## INSTRUCTIONS TO FOLLOW:
Every line in the listing is to be echoed verbatim.

## DATASET EXTRACT:
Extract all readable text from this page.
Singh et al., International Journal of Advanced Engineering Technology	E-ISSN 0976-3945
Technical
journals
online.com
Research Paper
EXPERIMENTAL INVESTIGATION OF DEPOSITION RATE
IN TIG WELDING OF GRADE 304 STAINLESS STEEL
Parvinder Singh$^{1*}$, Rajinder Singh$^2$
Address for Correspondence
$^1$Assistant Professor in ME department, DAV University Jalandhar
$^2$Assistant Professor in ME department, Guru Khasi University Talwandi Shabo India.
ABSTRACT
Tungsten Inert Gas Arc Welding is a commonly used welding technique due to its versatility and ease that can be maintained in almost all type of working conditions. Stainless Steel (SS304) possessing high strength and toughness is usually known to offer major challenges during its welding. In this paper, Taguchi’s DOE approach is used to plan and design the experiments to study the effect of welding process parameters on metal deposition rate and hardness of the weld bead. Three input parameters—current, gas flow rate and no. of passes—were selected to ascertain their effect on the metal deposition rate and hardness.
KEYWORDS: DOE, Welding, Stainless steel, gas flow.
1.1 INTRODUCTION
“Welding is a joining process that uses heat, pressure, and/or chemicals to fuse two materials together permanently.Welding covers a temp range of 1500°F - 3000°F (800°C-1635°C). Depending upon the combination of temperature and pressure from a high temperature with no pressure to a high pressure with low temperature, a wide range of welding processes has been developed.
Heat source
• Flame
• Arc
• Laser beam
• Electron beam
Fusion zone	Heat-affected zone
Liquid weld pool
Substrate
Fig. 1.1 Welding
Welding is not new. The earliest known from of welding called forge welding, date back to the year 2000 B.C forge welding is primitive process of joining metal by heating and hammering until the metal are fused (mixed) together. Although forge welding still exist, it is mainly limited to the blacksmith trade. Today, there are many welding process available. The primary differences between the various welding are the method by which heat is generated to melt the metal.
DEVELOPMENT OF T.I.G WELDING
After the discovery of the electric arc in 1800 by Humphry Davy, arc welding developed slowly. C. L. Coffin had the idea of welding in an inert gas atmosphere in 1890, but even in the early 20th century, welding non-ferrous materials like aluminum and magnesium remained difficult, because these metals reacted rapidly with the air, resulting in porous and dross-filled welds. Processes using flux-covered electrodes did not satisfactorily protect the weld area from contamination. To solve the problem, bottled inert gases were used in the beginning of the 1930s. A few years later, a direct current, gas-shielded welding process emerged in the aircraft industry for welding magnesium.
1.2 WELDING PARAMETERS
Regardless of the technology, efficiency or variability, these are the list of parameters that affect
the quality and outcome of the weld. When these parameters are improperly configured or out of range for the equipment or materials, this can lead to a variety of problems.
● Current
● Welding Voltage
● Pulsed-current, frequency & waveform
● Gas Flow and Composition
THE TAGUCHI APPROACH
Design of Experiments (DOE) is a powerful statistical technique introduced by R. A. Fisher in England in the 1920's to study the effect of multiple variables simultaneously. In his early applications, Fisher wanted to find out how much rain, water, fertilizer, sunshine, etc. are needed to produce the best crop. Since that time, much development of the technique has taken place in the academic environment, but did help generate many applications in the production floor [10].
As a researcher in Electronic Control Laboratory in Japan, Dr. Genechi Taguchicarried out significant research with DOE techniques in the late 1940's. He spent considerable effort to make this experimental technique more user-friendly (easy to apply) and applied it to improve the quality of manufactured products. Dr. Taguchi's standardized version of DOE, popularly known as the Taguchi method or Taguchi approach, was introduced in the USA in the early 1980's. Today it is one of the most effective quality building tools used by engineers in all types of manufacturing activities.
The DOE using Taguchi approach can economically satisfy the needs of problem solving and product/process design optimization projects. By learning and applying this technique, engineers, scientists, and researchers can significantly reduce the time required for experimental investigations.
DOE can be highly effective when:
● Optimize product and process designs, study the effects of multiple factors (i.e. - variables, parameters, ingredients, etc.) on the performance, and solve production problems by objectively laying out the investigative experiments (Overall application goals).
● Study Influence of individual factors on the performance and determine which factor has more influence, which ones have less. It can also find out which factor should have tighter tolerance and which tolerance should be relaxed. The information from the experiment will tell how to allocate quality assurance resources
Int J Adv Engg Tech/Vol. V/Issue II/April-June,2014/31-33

## OUTPUT OF THE TASK:
Extract all readable text from this page.
Singh et al., International Journal of Advanced Engineering Technology	E-ISSN 0976-3945
Technical
journals
online.com
Research Paper
EXPERIMENTAL INVESTIGATION OF DEPOSITION RATE
IN TIG WELDING OF GRADE 304 STAINLESS STEEL
Parvinder Singh$^{1*}$, Rajinder Singh$^2$
Address for Correspondence
$^1$Assistant Professor in ME department, DAV University Jalandhar
$^2$Assistant Professor in ME department, Guru Khasi University Talwandi Shabo India.
ABSTRACT
Tungsten Inert Gas Arc Welding is a commonly used welding technique due to its versatility and ease that can be maintained in almost all type of working conditions. Stainless Steel (SS304) possessing high strength and toughness is usually known to offer major challenges during its welding. In this paper, Taguchi’s DOE approach is used to plan and design the experiments to study the effect of welding process parameters on metal deposition rate and hardness of the weld bead. Three input parameters—current, gas flow rate and no. of passes—were selected to ascertain their effect on the metal deposition rate and hardness.
KEYWORDS: DOE, Welding, Stainless steel, gas flow.
1.1 INTRODUCTION
“Welding is a joining process that uses heat, pressure, and/or chemicals to fuse two materials together permanently.Welding covers a temp range of 1500°F - 3000°F (800°C-1635°C). Depending upon the combination of temperature and pressure from a high temperature with no pressure to a high pressure with low temperature, a wide range of welding processes has been developed.
Heat source
• Flame
• Arc
• Laser beam
• Electron beam
Fusion zone	Heat-affected zone
Liquid weld pool
Substrate
Fig. 1.1 Welding
Welding is not new. The earliest known from of welding called forge welding, date back to the year 2000 B.C forge welding is primitive process of joining metal by heating and hammering until the metal are fused (mixed) together. Although forge welding still exist, it is mainly limited to the blacksmith trade. Today, there are many welding process available. The primary differences between the various welding are the method by which heat is generated to melt the metal.
DEVELOPMENT OF T.I.G WELDING
After the discovery of the electric arc in 1800 by Humphry Davy, arc welding developed slowly. C. L. Coffin had the idea of welding in an inert gas atmosphere in 1890, but even in the early 20th century, welding non-ferrous materials like aluminum and magnesium remained difficult, because these metals reacted rapidly with the air, resulting in porous and dross-filled welds. Processes using flux-covered electrodes did not satisfactorily protect the weld area from contamination. To solve the problem, bottled inert gases were used in the beginning of the 1930s. A few years later, a direct current, gas-shielded welding process emerged in the aircraft industry for welding magnesium.
1.2 WELDING PARAMETERS
Regardless of the technology, efficiency or variability, these are the list of parameters that affect
the quality and outcome of the weld. When these parameters are improperly configured or out of range for the equipment or materials, this can lead to a variety of problems.
● Current
● Welding Voltage
● Pulsed-current, frequency & waveform
● Gas Flow and Composition
THE TAGUCHI APPROACH
Design of Experiments (DOE) is a powerful statistical technique introduced by R. A. Fisher in England in the 1920's to study the effect of multiple variables simultaneously. In his early applications, Fisher wanted to find out how much rain, water, fertilizer, sunshine, etc. are needed to produce the best crop. Since that time, much development of the technique has taken place in the academic environment, but did help generate many applications in the production floor [10].
As a researcher in Electronic Control Laboratory in Japan, Dr. Genechi Taguchicarried out significant research with DOE techniques in the late 1940's. He spent considerable effort to make this experimental technique more user-friendly (easy to apply) and applied it to improve the quality of manufactured products. Dr. Taguchi's standardized version of DOE, popularly known as the Taguchi method or Taguchi approach, was introduced in the USA in the early 1980's. Today it is one of the most effective quality building tools used by engineers in all types of manufacturing activities.
The DOE using Taguchi approach can economically satisfy the needs of problem solving and product/process design optimization projects. By learning and applying this technique, engineers, scientists, and researchers can significantly reduce the time required for experimental investigations.
DOE can be highly effective when:
● Optimize product and process designs, study the effects of multiple factors (i.e. - variables, parameters, ingredients, etc.) on the performance, and solve production problems by objectively laying out the investigative experiments (Overall application goals).
● Study Influence of individual factors on the performance and determine which factor has more influence, which ones have less. It can also find out which factor should have tighter tolerance and which tolerance should be relaxed. The information from the experiment will tell how to allocate quality assurance resources
Int J Adv Engg Tech/Vol. V/Issue II/April-June,2014/31-33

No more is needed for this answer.